Extracted data entries
····················

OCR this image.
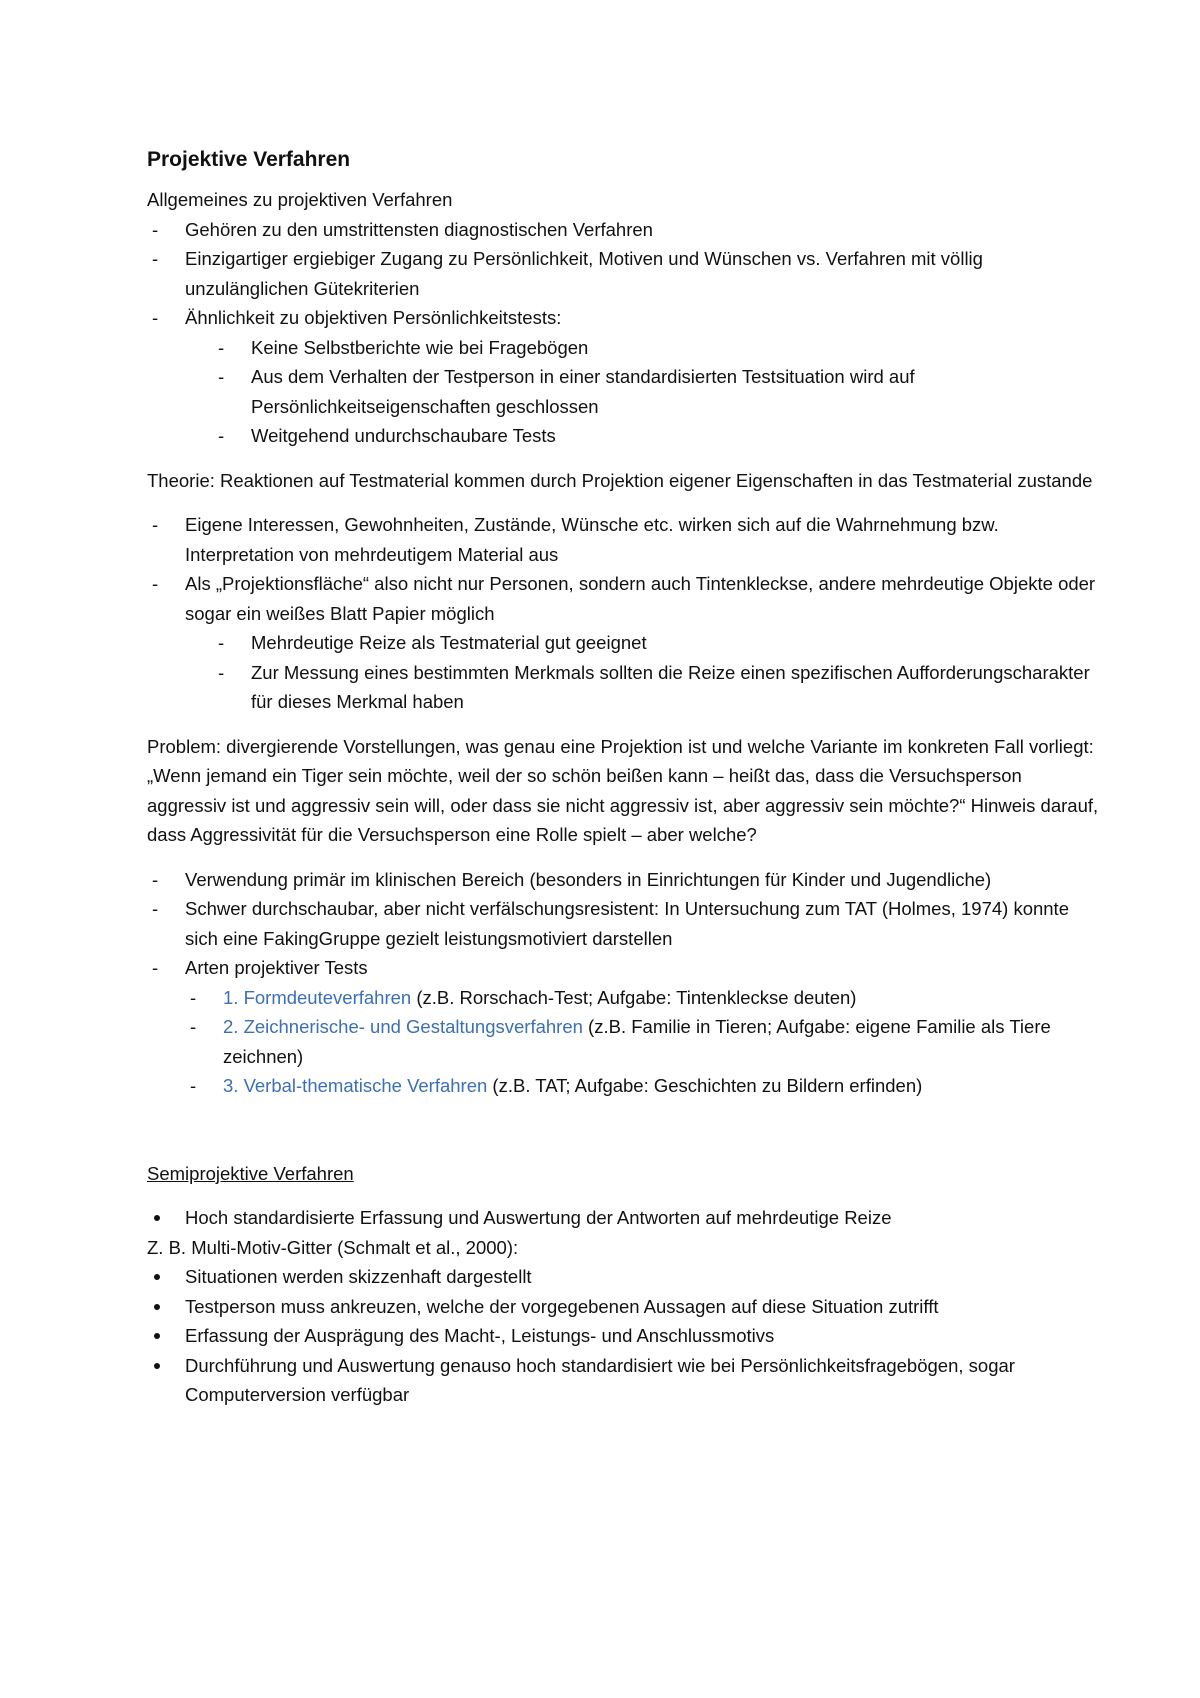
Projektive Verfahren

Allgemeines zu projektiven Verfahren

- Gehören zu den umstrittensten diagnostischen Verfahren
- Einzigartiger ergiebiger Zugang zu Persönlichkeit, Motiven und Wünschen vs. Verfahren mit völlig unzulänglichen Gütekriterien
- Ähnlichkeit zu objektiven Persönlichkeitstests:
- Keine Selbstberichte wie bei Fragebögen
- Aus dem Verhalten der Testperson in einer standardisierten Testsituation wird auf Persönlichkeitseigenschaften geschlossen
- Weitgehend undurchschaubare Tests

Theorie: Reaktionen auf Testmaterial kommen durch Projektion eigener Eigenschaften in das Testmaterial zustande

- Eigene Interessen, Gewohnheiten, Zustände, Wünsche etc. wirken sich auf die Wahrnehmung bzw. Interpretation von mehrdeutigem Material aus
- Als „Projektionsfläche“ also nicht nur Personen, sondern auch Tintenkleckse, andere mehrdeutige Objekte oder sogar ein weißes Blatt Papier möglich
- Mehrdeutige Reize als Testmaterial gut geeignet
- Zur Messung eines bestimmten Merkmals sollten die Reize einen spezifischen Aufforderungscharakter für dieses Merkmal haben

Problem: divergierende Vorstellungen, was genau eine Projektion ist und welche Variante im konkreten Fall vorliegt: „Wenn jemand ein Tiger sein möchte, weil der so schön beißen kann – heißt das, dass die Versuchsperson aggressiv ist und aggressiv sein will, oder dass sie nicht aggressiv ist, aber aggressiv sein möchte?“ Hinweis darauf, dass Aggressivität für die Versuchsperson eine Rolle spielt – aber welche?

- Verwendung primär im klinischen Bereich (besonders in Einrichtungen für Kinder und Jugendliche)
- Schwer durchschaubar, aber nicht verfälschungsresistent: In Untersuchung zum TAT (Holmes, 1974) konnte sich eine FakingGruppe gezielt leistungsmotiviert darstellen
- Arten projektiver Tests
- 1. Formdeuteverfahren (z.B. Rorschach-Test; Aufgabe: Tintenkleckse deuten)
- 2. Zeichnerische- und Gestaltungsverfahren (z.B. Familie in Tieren; Aufgabe: eigene Familie als Tiere zeichnen)
- 3. Verbal-thematische Verfahren (z.B. TAT; Aufgabe: Geschichten zu Bildern erfinden)

Semiprojektive Verfahren

Hoch standardisierte Erfassung und Auswertung der Antworten auf mehrdeutige Reize

Z. B. Multi-Motiv-Gitter (Schmalt et al., 2000):

Situationen werden skizzenhaft dargestellt
Testperson muss ankreuzen, welche der vorgegebenen Aussagen auf diese Situation zutrifft
Erfassung der Ausprägung des Macht-, Leistungs- und Anschlussmotivs
Durchführung und Auswertung genauso hoch standardisiert wie bei Persönlichkeitsfragebögen, sogar Computerversion verfügbar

····················

- Instruction -
Reproduce all the records verbatim, excluding images.

- Response for this exercise -
OCR this image.
Projektive Verfahren

Allgemeines zu projektiven Verfahren

- Gehören zu den umstrittensten diagnostischen Verfahren
- Einzigartiger ergiebiger Zugang zu Persönlichkeit, Motiven und Wünschen vs. Verfahren mit völlig unzulänglichen Gütekriterien
- Ähnlichkeit zu objektiven Persönlichkeitstests:
- Keine Selbstberichte wie bei Fragebögen
- Aus dem Verhalten der Testperson in einer standardisierten Testsituation wird auf Persönlichkeitseigenschaften geschlossen
- Weitgehend undurchschaubare Tests

Theorie: Reaktionen auf Testmaterial kommen durch Projektion eigener Eigenschaften in das Testmaterial zustande

- Eigene Interessen, Gewohnheiten, Zustände, Wünsche etc. wirken sich auf die Wahrnehmung bzw. Interpretation von mehrdeutigem Material aus
- Als „Projektionsfläche“ also nicht nur Personen, sondern auch Tintenkleckse, andere mehrdeutige Objekte oder sogar ein weißes Blatt Papier möglich
- Mehrdeutige Reize als Testmaterial gut geeignet
- Zur Messung eines bestimmten Merkmals sollten die Reize einen spezifischen Aufforderungscharakter für dieses Merkmal haben

Problem: divergierende Vorstellungen, was genau eine Projektion ist und welche Variante im konkreten Fall vorliegt: „Wenn jemand ein Tiger sein möchte, weil der so schön beißen kann – heißt das, dass die Versuchsperson aggressiv ist und aggressiv sein will, oder dass sie nicht aggressiv ist, aber aggressiv sein möchte?“ Hinweis darauf, dass Aggressivität für die Versuchsperson eine Rolle spielt – aber welche?

- Verwendung primär im klinischen Bereich (besonders in Einrichtungen für Kinder und Jugendliche)
- Schwer durchschaubar, aber nicht verfälschungsresistent: In Untersuchung zum TAT (Holmes, 1974) konnte sich eine FakingGruppe gezielt leistungsmotiviert darstellen
- Arten projektiver Tests
- 1. Formdeuteverfahren (z.B. Rorschach-Test; Aufgabe: Tintenkleckse deuten)
- 2. Zeichnerische- und Gestaltungsverfahren (z.B. Familie in Tieren; Aufgabe: eigene Familie als Tiere zeichnen)
- 3. Verbal-thematische Verfahren (z.B. TAT; Aufgabe: Geschichten zu Bildern erfinden)

Semiprojektive Verfahren

Hoch standardisierte Erfassung und Auswertung der Antworten auf mehrdeutige Reize

Z. B. Multi-Motiv-Gitter (Schmalt et al., 2000):

Situationen werden skizzenhaft dargestellt
Testperson muss ankreuzen, welche der vorgegebenen Aussagen auf diese Situation zutrifft
Erfassung der Ausprägung des Macht-, Leistungs- und Anschlussmotivs
Durchführung und Auswertung genauso hoch standardisiert wie bei Persönlichkeitsfragebögen, sogar Computerversion verfügbar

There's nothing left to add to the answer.